Start Material for this exercise

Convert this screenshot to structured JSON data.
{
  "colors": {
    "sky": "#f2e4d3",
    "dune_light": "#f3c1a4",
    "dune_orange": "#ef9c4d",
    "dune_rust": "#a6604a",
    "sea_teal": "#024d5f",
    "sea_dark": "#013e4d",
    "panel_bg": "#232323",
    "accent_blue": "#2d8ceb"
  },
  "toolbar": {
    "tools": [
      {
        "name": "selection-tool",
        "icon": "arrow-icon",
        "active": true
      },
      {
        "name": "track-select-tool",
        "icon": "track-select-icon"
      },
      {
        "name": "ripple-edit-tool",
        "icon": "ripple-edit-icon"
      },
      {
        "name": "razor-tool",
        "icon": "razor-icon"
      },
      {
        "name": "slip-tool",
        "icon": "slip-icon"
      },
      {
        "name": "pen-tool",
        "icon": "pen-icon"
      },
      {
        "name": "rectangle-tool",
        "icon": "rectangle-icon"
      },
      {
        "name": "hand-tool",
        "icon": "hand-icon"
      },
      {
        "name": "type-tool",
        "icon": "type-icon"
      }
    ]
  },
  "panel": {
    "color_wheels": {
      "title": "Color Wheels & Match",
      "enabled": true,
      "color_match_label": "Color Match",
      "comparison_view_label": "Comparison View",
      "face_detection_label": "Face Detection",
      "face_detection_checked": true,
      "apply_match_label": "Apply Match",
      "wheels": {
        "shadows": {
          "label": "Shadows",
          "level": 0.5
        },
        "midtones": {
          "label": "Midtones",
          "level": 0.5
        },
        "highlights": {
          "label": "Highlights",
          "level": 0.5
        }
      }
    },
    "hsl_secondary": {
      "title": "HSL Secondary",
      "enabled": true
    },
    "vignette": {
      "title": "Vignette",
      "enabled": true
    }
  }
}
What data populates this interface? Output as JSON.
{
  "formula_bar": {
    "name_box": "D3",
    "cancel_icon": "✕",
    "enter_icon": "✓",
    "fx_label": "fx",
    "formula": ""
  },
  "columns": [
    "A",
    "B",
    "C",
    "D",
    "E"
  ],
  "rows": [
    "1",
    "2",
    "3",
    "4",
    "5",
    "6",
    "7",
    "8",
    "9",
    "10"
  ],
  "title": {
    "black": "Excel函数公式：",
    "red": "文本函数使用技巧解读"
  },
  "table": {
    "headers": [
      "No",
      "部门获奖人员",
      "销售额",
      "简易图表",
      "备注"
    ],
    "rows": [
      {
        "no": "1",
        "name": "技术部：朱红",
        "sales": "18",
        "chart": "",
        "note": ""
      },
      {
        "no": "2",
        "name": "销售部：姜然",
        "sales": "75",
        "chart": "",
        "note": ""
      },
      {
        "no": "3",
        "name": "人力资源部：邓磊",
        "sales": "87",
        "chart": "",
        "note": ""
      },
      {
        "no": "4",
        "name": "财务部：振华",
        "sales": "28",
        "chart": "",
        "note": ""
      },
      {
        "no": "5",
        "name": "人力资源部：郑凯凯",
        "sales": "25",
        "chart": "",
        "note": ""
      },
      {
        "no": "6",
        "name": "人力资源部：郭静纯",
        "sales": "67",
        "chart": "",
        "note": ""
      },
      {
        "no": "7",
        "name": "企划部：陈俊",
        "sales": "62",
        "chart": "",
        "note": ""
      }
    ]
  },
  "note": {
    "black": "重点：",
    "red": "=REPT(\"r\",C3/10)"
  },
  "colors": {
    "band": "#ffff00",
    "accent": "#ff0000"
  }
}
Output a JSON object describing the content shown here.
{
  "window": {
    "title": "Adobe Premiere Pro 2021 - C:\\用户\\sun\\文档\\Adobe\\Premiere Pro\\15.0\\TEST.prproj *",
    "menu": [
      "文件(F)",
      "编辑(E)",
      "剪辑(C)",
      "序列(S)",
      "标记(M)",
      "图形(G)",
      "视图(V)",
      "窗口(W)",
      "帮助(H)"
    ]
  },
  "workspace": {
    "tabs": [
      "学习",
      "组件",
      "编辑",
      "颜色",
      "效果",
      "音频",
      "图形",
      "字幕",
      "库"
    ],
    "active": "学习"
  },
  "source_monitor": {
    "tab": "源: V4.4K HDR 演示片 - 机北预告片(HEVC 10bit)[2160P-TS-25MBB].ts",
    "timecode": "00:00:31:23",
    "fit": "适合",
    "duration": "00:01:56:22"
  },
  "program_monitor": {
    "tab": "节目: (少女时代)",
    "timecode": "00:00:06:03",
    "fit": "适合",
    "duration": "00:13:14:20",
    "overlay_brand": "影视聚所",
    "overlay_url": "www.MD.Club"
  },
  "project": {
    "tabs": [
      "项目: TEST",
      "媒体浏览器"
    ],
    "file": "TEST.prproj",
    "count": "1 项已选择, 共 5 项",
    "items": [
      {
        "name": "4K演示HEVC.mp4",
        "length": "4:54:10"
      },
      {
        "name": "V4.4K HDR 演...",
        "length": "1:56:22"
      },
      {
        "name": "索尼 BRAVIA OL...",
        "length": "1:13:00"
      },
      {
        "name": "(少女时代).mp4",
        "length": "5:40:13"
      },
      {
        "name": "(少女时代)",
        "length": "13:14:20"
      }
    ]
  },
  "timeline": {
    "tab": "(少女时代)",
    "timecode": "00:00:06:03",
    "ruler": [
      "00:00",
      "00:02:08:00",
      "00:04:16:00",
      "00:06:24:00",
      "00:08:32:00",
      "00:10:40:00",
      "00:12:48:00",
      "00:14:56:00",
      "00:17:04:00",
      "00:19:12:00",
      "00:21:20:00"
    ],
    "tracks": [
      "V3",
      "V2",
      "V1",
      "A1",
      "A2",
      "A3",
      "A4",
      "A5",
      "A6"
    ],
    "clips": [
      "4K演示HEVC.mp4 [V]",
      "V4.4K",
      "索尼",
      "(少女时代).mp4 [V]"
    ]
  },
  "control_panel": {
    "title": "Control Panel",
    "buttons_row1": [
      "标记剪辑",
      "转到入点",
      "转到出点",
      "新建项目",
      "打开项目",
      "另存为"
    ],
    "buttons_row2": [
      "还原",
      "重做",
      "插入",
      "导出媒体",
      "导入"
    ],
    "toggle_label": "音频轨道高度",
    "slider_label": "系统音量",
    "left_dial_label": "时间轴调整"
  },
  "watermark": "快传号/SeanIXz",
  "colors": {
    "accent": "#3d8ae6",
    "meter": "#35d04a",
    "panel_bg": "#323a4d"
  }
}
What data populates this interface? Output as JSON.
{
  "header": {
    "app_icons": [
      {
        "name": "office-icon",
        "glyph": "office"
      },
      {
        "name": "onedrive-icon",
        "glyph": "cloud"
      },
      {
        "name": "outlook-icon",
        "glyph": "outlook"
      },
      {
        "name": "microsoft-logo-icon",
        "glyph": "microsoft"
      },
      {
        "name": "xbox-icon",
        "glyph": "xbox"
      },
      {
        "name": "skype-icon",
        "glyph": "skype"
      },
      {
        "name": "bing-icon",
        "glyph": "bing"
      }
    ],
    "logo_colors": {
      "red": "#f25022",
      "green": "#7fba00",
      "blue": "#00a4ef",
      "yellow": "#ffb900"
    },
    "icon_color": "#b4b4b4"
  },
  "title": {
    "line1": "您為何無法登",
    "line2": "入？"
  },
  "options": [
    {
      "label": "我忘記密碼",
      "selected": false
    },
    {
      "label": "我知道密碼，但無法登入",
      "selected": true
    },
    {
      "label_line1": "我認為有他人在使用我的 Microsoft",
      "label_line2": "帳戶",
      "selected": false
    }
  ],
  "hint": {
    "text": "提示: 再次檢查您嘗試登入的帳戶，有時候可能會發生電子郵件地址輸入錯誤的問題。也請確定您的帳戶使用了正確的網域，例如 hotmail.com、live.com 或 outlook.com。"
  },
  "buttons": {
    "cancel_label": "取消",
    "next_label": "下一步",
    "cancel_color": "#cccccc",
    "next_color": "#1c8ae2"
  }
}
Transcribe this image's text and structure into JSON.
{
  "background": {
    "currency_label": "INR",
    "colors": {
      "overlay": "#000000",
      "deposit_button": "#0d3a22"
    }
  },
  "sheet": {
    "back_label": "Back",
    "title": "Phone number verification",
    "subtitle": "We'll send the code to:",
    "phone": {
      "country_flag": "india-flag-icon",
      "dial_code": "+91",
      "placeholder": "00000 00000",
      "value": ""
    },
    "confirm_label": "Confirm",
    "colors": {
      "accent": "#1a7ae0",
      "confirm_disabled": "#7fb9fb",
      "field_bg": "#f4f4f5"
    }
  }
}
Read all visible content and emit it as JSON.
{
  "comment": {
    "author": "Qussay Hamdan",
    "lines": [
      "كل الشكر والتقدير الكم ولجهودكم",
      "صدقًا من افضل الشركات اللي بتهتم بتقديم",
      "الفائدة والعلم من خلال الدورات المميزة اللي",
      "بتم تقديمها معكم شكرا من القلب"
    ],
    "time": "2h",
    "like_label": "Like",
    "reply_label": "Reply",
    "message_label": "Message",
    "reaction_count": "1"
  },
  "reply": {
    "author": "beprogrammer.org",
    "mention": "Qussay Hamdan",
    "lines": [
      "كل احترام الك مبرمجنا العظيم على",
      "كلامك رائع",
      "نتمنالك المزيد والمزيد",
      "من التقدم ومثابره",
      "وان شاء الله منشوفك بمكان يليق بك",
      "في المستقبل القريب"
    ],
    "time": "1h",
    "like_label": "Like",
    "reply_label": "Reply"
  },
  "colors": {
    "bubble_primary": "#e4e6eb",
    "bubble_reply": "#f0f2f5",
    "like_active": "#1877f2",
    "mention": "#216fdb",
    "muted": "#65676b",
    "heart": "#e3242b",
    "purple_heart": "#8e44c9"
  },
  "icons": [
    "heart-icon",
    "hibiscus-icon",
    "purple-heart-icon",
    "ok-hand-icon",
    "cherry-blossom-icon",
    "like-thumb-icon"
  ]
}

End Material for this exercise

Return the lines from the line containing "Transcribe this image's" to the end of the entries above, exactly as they appear and with no other output.

▶ Reply:
Transcribe this image's text and structure into JSON.
{
  "background": {
    "currency_label": "INR",
    "colors": {
      "overlay": "#000000",
      "deposit_button": "#0d3a22"
    }
  },
  "sheet": {
    "back_label": "Back",
    "title": "Phone number verification",
    "subtitle": "We'll send the code to:",
    "phone": {
      "country_flag": "india-flag-icon",
      "dial_code": "+91",
      "placeholder": "00000 00000",
      "value": ""
    },
    "confirm_label": "Confirm",
    "colors": {
      "accent": "#1a7ae0",
      "confirm_disabled": "#7fb9fb",
      "field_bg": "#f4f4f5"
    }
  }
}
Read all visible content and emit it as JSON.
{
  "comment": {
    "author": "Qussay Hamdan",
    "lines": [
      "كل الشكر والتقدير الكم ولجهودكم",
      "صدقًا من افضل الشركات اللي بتهتم بتقديم",
      "الفائدة والعلم من خلال الدورات المميزة اللي",
      "بتم تقديمها معكم شكرا من القلب"
    ],
    "time": "2h",
    "like_label": "Like",
    "reply_label": "Reply",
    "message_label": "Message",
    "reaction_count": "1"
  },
  "reply": {
    "author": "beprogrammer.org",
    "mention": "Qussay Hamdan",
    "lines": [
      "كل احترام الك مبرمجنا العظيم على",
      "كلامك رائع",
      "نتمنالك المزيد والمزيد",
      "من التقدم ومثابره",
      "وان شاء الله منشوفك بمكان يليق بك",
      "في المستقبل القريب"
    ],
    "time": "1h",
    "like_label": "Like",
    "reply_label": "Reply"
  },
  "colors": {
    "bubble_primary": "#e4e6eb",
    "bubble_reply": "#f0f2f5",
    "like_active": "#1877f2",
    "mention": "#216fdb",
    "muted": "#65676b",
    "heart": "#e3242b",
    "purple_heart": "#8e44c9"
  },
  "icons": [
    "heart-icon",
    "hibiscus-icon",
    "purple-heart-icon",
    "ok-hand-icon",
    "cherry-blossom-icon",
    "like-thumb-icon"
  ]
}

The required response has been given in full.